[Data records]
....

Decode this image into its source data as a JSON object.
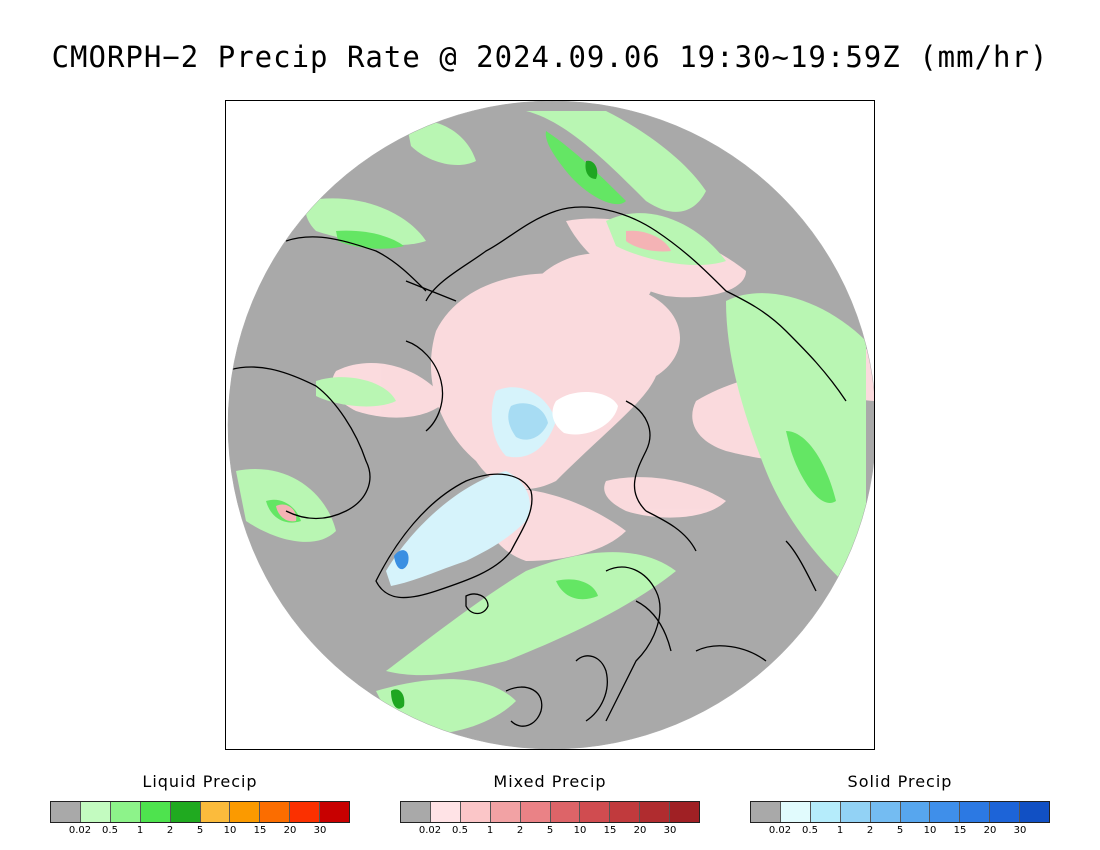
{
  "title": "CMORPH−2 Precip Rate @ 2024.09.06 19:30~19:59Z (mm/hr)",
  "tick_labels": [
    "0.02",
    "0.5",
    "1",
    "2",
    "5",
    "10",
    "15",
    "20",
    "30"
  ],
  "colors": {
    "no_precip": "#a9a9a9",
    "map_outside": "#ffffff",
    "coastline": "#000000",
    "liquid_light": "#b9f6b3",
    "liquid_mid": "#64e664",
    "liquid_heavy": "#1fa621",
    "mixed_light": "#ffdde0",
    "mixed_mid": "#f4b3b5",
    "solid_light": "#d6f3fb",
    "solid_mid": "#a7dcf3",
    "solid_heavy": "#3a8fe2"
  },
  "legends": [
    {
      "title": "Liquid Precip",
      "colors": [
        "#a9a9a9",
        "#c3fbc0",
        "#8df38a",
        "#4ee34e",
        "#20aa20",
        "#fbbb3c",
        "#fb9a00",
        "#fb6d00",
        "#fb3000",
        "#c80000"
      ]
    },
    {
      "title": "Mixed Precip",
      "colors": [
        "#a9a9a9",
        "#ffe3e6",
        "#fbc6c8",
        "#f2a2a4",
        "#ea8286",
        "#dd6468",
        "#d04c50",
        "#c13a3d",
        "#b02c2f",
        "#a02024"
      ]
    },
    {
      "title": "Solid Precip",
      "colors": [
        "#a9a9a9",
        "#e1fbfd",
        "#b5ecfb",
        "#92d2f5",
        "#74bcf2",
        "#57a6ee",
        "#3f8fea",
        "#2c79e3",
        "#1d64d8",
        "#1150c4"
      ]
    }
  ]
}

....

GIVEN REQUEST – Copy out all the data exactly; skip the pictures.

TASK RESPONSE –
Decode this image into its source data as a JSON object.
{
  "title": "CMORPH−2 Precip Rate @ 2024.09.06 19:30~19:59Z (mm/hr)",
  "tick_labels": [
    "0.02",
    "0.5",
    "1",
    "2",
    "5",
    "10",
    "15",
    "20",
    "30"
  ],
  "colors": {
    "no_precip": "#a9a9a9",
    "map_outside": "#ffffff",
    "coastline": "#000000",
    "liquid_light": "#b9f6b3",
    "liquid_mid": "#64e664",
    "liquid_heavy": "#1fa621",
    "mixed_light": "#ffdde0",
    "mixed_mid": "#f4b3b5",
    "solid_light": "#d6f3fb",
    "solid_mid": "#a7dcf3",
    "solid_heavy": "#3a8fe2"
  },
  "legends": [
    {
      "title": "Liquid Precip",
      "colors": [
        "#a9a9a9",
        "#c3fbc0",
        "#8df38a",
        "#4ee34e",
        "#20aa20",
        "#fbbb3c",
        "#fb9a00",
        "#fb6d00",
        "#fb3000",
        "#c80000"
      ]
    },
    {
      "title": "Mixed Precip",
      "colors": [
        "#a9a9a9",
        "#ffe3e6",
        "#fbc6c8",
        "#f2a2a4",
        "#ea8286",
        "#dd6468",
        "#d04c50",
        "#c13a3d",
        "#b02c2f",
        "#a02024"
      ]
    },
    {
      "title": "Solid Precip",
      "colors": [
        "#a9a9a9",
        "#e1fbfd",
        "#b5ecfb",
        "#92d2f5",
        "#74bcf2",
        "#57a6ee",
        "#3f8fea",
        "#2c79e3",
        "#1d64d8",
        "#1150c4"
      ]
    }
  ]
}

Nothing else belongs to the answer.